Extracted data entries
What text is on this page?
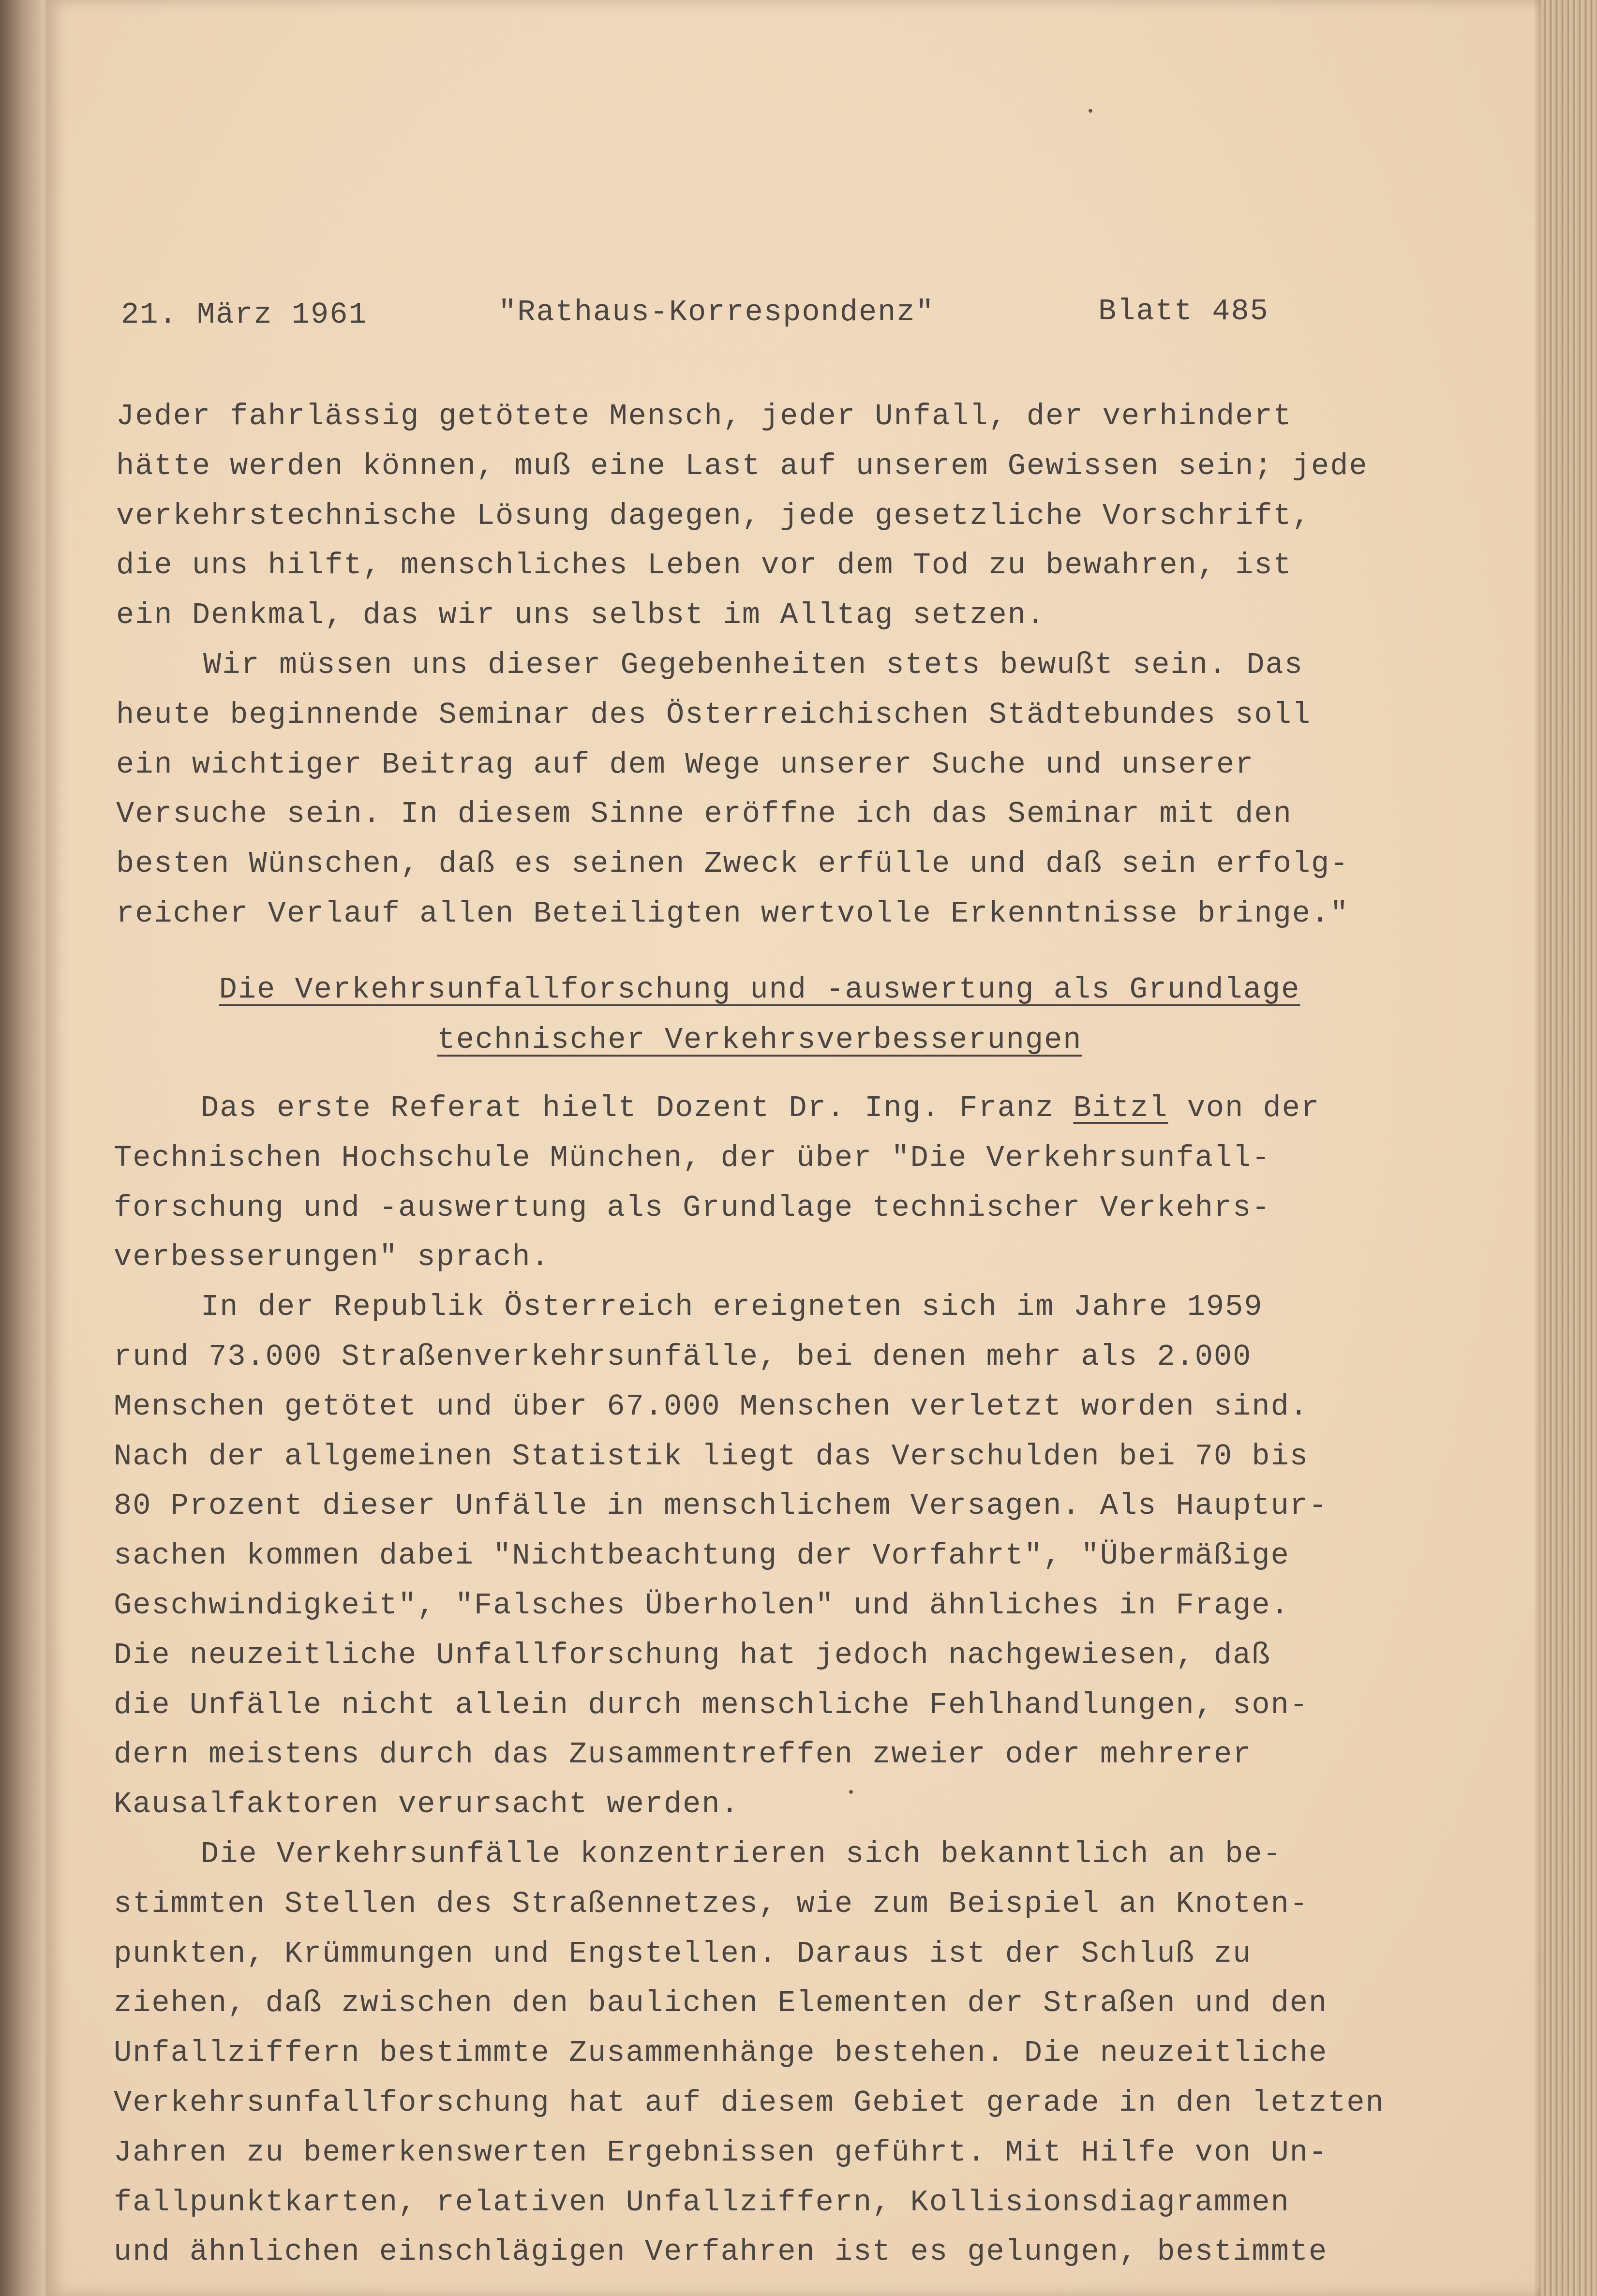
21. März 1961	"Rathaus-Korrespondenz"	Blatt 485
Jeder fahrlässig getötete Mensch, jeder Unfall, der verhindert
hätte werden können, muß eine Last auf unserem Gewissen sein; jede
verkehrstechnische Lösung dagegen, jede gesetzliche Vorschrift,
die uns hilft, menschliches Leben vor dem Tod zu bewahren, ist
ein Denkmal, das wir uns selbst im Alltag setzen.
Wir müssen uns dieser Gegebenheiten stets bewußt sein. Das
heute beginnende Seminar des Österreichischen Städtebundes soll
ein wichtiger Beitrag auf dem Wege unserer Suche und unserer
Versuche sein. In diesem Sinne eröffne ich das Seminar mit den
besten Wünschen, daß es seinen Zweck erfülle und daß sein erfolg-
reicher Verlauf allen Beteiligten wertvolle Erkenntnisse bringe."
Die Verkehrsunfallforschung und -auswertung als Grundlage
technischer Verkehrsverbesserungen
Das erste Referat hielt Dozent Dr. Ing. Franz Bitzl von der
Technischen Hochschule München, der über "Die Verkehrsunfall-
forschung und -auswertung als Grundlage technischer Verkehrs-
verbesserungen" sprach.
In der Republik Österreich ereigneten sich im Jahre 1959
rund 73.000 Straßenverkehrsunfälle, bei denen mehr als 2.000
Menschen getötet und über 67.000 Menschen verletzt worden sind.
Nach der allgemeinen Statistik liegt das Verschulden bei 70 bis
80 Prozent dieser Unfälle in menschlichem Versagen. Als Hauptur-
sachen kommen dabei "Nichtbeachtung der Vorfahrt", "Übermäßige
Geschwindigkeit", "Falsches Überholen" und ähnliches in Frage.
Die neuzeitliche Unfallforschung hat jedoch nachgewiesen, daß
die Unfälle nicht allein durch menschliche Fehlhandlungen, son-
dern meistens durch das Zusammentreffen zweier oder mehrerer
Kausalfaktoren verursacht werden.
Die Verkehrsunfälle konzentrieren sich bekanntlich an be-
stimmten Stellen des Straßennetzes, wie zum Beispiel an Knoten-
punkten, Krümmungen und Engstellen. Daraus ist der Schluß zu
ziehen, daß zwischen den baulichen Elementen der Straßen und den
Unfallziffern bestimmte Zusammenhänge bestehen. Die neuzeitliche
Verkehrsunfallforschung hat auf diesem Gebiet gerade in den letzten
Jahren zu bemerkenswerten Ergebnissen geführt. Mit Hilfe von Un-
fallpunktkarten, relativen Unfallziffern, Kollisionsdiagrammen
und ähnlichen einschlägigen Verfahren ist es gelungen, bestimmte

--- Set exercise ---
Print each line of the material above exactly, with the pictures removed from your copy.

--- Full answer ---
What text is on this page?
21. März 1961	"Rathaus-Korrespondenz"	Blatt 485
Jeder fahrlässig getötete Mensch, jeder Unfall, der verhindert
hätte werden können, muß eine Last auf unserem Gewissen sein; jede
verkehrstechnische Lösung dagegen, jede gesetzliche Vorschrift,
die uns hilft, menschliches Leben vor dem Tod zu bewahren, ist
ein Denkmal, das wir uns selbst im Alltag setzen.
Wir müssen uns dieser Gegebenheiten stets bewußt sein. Das
heute beginnende Seminar des Österreichischen Städtebundes soll
ein wichtiger Beitrag auf dem Wege unserer Suche und unserer
Versuche sein. In diesem Sinne eröffne ich das Seminar mit den
besten Wünschen, daß es seinen Zweck erfülle und daß sein erfolg-
reicher Verlauf allen Beteiligten wertvolle Erkenntnisse bringe."
Die Verkehrsunfallforschung und -auswertung als Grundlage
technischer Verkehrsverbesserungen
Das erste Referat hielt Dozent Dr. Ing. Franz Bitzl von der
Technischen Hochschule München, der über "Die Verkehrsunfall-
forschung und -auswertung als Grundlage technischer Verkehrs-
verbesserungen" sprach.
In der Republik Österreich ereigneten sich im Jahre 1959
rund 73.000 Straßenverkehrsunfälle, bei denen mehr als 2.000
Menschen getötet und über 67.000 Menschen verletzt worden sind.
Nach der allgemeinen Statistik liegt das Verschulden bei 70 bis
80 Prozent dieser Unfälle in menschlichem Versagen. Als Hauptur-
sachen kommen dabei "Nichtbeachtung der Vorfahrt", "Übermäßige
Geschwindigkeit", "Falsches Überholen" und ähnliches in Frage.
Die neuzeitliche Unfallforschung hat jedoch nachgewiesen, daß
die Unfälle nicht allein durch menschliche Fehlhandlungen, son-
dern meistens durch das Zusammentreffen zweier oder mehrerer
Kausalfaktoren verursacht werden.
Die Verkehrsunfälle konzentrieren sich bekanntlich an be-
stimmten Stellen des Straßennetzes, wie zum Beispiel an Knoten-
punkten, Krümmungen und Engstellen. Daraus ist der Schluß zu
ziehen, daß zwischen den baulichen Elementen der Straßen und den
Unfallziffern bestimmte Zusammenhänge bestehen. Die neuzeitliche
Verkehrsunfallforschung hat auf diesem Gebiet gerade in den letzten
Jahren zu bemerkenswerten Ergebnissen geführt. Mit Hilfe von Un-
fallpunktkarten, relativen Unfallziffern, Kollisionsdiagrammen
und ähnlichen einschlägigen Verfahren ist es gelungen, bestimmte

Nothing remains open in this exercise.